What to produce
Arrange everything from the start of the rows down to the line containing "886, 735, 904]", both ends included, as a numbered list with any blank lines left out.
□ □ □ □ □
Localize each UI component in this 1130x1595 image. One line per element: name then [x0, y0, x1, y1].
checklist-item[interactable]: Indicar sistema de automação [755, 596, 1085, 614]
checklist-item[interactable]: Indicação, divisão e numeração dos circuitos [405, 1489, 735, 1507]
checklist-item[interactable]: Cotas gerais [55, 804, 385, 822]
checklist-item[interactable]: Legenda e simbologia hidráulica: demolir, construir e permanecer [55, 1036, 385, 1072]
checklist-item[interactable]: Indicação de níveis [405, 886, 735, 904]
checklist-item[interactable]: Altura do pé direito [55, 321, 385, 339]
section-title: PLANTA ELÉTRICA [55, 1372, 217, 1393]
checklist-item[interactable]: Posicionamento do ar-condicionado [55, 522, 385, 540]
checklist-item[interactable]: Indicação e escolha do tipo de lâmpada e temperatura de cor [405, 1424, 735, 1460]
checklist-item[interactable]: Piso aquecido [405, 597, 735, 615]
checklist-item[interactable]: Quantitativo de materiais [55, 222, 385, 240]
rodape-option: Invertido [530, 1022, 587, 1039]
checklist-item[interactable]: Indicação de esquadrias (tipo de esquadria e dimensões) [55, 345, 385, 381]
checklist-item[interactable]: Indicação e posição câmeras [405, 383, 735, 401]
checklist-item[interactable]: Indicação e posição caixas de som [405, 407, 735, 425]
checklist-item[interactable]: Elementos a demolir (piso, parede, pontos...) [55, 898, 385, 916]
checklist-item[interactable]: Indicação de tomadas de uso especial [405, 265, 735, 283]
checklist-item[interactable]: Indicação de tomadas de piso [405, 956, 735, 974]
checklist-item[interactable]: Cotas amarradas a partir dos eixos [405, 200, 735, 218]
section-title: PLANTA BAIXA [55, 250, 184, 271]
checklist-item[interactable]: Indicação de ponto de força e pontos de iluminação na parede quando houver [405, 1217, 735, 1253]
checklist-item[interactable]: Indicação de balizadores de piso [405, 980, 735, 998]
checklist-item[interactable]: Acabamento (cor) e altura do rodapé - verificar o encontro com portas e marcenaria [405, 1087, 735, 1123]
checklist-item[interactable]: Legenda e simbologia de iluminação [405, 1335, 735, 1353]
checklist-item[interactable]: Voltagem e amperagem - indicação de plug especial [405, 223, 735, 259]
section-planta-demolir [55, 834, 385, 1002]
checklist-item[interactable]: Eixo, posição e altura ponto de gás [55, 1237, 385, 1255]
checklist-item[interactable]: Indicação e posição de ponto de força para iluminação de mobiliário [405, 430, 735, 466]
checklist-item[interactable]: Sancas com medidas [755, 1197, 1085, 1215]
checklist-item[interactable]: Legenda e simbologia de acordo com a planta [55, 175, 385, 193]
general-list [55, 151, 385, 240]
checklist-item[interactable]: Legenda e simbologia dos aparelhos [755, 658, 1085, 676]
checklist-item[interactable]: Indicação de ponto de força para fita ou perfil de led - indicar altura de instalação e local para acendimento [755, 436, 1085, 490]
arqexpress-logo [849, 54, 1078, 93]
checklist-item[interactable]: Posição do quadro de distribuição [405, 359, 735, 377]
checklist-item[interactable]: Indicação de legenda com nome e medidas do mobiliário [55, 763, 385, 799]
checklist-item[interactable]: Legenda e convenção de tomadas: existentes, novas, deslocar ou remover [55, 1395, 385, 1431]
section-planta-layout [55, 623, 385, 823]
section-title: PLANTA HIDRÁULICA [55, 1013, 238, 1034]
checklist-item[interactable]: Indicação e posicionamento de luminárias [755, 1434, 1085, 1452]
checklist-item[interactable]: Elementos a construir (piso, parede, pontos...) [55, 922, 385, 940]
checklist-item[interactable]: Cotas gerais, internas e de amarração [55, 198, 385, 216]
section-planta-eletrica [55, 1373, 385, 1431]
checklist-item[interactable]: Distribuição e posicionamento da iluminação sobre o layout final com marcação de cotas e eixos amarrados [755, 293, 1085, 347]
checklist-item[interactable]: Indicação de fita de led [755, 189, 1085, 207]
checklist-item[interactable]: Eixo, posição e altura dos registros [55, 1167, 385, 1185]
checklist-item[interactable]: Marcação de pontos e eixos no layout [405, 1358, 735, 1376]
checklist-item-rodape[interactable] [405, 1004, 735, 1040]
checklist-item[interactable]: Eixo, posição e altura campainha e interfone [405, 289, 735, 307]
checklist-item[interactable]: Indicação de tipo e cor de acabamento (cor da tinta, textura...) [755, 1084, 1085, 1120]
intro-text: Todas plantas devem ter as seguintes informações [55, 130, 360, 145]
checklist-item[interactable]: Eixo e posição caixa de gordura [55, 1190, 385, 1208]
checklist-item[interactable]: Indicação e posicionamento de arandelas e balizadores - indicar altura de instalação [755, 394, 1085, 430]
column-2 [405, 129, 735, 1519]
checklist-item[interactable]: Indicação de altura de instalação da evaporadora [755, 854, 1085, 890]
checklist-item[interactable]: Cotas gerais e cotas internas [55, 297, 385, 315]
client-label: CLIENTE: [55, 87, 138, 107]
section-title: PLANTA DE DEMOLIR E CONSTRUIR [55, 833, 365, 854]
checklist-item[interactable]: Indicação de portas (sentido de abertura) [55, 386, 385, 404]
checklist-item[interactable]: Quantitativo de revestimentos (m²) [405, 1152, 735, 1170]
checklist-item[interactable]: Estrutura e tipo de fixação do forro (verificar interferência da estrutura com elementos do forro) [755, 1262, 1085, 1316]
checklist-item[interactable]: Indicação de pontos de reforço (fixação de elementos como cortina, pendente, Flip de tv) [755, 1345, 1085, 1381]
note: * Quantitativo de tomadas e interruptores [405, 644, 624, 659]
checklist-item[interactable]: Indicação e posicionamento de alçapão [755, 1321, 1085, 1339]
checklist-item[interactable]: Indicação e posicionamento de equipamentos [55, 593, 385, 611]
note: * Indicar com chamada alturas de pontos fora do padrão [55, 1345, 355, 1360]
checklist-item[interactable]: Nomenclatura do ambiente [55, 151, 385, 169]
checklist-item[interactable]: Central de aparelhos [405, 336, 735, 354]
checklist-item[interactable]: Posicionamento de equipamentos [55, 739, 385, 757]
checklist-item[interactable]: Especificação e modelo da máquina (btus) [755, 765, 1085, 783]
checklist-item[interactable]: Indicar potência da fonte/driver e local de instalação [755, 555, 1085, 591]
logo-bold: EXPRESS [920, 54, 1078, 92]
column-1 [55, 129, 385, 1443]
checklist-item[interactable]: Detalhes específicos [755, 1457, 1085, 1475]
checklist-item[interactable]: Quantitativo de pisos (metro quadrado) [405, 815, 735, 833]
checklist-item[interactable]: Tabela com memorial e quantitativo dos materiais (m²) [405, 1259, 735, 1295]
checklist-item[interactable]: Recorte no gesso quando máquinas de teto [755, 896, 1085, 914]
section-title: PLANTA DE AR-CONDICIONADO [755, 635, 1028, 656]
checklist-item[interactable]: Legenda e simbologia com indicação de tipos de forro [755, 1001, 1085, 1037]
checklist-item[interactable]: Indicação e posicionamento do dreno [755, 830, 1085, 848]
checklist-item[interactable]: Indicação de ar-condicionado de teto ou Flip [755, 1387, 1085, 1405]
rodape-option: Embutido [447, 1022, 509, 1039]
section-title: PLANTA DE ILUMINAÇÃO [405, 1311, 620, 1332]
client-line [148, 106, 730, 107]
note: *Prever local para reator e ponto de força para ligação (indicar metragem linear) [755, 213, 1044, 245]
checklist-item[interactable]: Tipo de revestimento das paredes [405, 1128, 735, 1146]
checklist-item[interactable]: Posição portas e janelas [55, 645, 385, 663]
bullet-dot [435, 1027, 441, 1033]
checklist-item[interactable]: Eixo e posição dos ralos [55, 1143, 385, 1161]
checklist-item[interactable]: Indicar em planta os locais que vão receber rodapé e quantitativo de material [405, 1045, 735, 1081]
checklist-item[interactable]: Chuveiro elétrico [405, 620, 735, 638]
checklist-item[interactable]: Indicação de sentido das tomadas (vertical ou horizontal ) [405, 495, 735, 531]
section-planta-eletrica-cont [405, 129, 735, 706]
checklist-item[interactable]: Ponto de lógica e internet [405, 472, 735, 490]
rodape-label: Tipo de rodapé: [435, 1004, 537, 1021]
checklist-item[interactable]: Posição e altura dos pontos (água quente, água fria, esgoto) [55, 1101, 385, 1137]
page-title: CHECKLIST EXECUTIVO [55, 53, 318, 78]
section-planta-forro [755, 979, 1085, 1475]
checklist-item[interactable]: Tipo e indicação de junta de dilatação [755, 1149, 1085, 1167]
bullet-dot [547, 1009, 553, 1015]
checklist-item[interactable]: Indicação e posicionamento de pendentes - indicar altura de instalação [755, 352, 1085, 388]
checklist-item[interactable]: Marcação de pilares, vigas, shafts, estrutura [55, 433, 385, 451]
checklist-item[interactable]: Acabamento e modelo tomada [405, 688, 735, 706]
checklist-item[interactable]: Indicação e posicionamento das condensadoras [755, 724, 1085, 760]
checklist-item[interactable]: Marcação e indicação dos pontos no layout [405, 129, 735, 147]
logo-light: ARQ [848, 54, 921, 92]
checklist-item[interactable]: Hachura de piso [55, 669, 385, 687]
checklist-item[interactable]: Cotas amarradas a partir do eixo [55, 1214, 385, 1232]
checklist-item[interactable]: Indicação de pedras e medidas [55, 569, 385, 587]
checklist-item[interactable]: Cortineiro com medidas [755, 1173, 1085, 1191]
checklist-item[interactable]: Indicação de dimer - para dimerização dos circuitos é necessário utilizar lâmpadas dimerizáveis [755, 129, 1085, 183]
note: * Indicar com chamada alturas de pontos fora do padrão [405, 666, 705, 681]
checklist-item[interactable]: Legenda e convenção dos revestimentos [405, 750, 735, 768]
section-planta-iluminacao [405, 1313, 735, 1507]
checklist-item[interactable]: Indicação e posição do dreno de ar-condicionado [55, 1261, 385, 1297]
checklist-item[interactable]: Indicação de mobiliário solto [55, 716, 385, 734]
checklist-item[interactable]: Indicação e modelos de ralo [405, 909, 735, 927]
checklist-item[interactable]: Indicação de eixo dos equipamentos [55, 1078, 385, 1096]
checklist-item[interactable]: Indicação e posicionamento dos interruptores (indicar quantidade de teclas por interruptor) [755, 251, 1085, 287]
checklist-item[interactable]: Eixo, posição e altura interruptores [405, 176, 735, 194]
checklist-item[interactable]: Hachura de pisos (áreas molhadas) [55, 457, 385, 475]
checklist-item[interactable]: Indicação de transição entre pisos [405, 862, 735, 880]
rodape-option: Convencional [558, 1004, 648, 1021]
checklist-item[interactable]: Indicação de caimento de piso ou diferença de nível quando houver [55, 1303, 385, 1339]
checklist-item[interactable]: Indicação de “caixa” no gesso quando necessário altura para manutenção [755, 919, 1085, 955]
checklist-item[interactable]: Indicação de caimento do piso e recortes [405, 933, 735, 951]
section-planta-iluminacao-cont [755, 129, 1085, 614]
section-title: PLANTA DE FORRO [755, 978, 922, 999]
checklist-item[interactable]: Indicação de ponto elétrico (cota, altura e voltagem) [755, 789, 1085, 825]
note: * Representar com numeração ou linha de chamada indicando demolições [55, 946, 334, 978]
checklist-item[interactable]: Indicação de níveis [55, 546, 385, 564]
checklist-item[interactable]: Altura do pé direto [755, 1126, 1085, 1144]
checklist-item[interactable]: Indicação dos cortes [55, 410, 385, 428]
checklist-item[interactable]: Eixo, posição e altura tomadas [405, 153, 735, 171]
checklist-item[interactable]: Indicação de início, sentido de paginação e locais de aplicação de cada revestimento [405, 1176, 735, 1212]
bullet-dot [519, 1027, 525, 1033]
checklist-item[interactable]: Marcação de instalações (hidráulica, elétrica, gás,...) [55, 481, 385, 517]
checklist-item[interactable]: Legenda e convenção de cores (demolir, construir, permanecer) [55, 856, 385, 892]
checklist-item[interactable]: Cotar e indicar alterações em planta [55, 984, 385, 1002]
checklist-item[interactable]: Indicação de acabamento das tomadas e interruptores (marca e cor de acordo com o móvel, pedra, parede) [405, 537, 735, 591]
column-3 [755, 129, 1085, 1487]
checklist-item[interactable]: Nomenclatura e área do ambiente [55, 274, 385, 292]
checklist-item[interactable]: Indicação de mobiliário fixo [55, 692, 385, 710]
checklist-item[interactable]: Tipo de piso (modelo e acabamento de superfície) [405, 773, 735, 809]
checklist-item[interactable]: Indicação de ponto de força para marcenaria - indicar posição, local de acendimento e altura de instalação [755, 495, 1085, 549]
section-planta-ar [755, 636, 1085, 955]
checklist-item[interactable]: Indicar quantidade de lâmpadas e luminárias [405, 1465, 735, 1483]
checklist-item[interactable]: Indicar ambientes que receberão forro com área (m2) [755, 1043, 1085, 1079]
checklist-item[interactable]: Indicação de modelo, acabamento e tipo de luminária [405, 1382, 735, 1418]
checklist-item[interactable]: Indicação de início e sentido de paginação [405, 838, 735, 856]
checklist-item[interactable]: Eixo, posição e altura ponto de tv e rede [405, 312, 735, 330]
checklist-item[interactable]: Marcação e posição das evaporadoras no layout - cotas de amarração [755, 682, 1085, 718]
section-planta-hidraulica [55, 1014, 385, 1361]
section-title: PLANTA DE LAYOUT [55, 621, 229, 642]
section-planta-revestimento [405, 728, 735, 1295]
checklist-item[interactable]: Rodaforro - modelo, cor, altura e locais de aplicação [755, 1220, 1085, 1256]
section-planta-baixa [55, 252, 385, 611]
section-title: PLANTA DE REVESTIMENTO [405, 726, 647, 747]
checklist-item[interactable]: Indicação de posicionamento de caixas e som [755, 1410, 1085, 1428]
□ □ □ □ □
Right answer
1. Localize each UI component in this 1130x1595 image. One line per element: name then [x0, y0, x1, y1].
2. checklist-item[interactable]: Indicar sistema de automação [755, 596, 1085, 614]
3. checklist-item[interactable]: Indicação, divisão e numeração dos circuitos [405, 1489, 735, 1507]
4. checklist-item[interactable]: Cotas gerais [55, 804, 385, 822]
5. checklist-item[interactable]: Legenda e simbologia hidráulica: demolir, construir e permanecer [55, 1036, 385, 1072]
6. checklist-item[interactable]: Indicação de níveis [405, 886, 735, 904]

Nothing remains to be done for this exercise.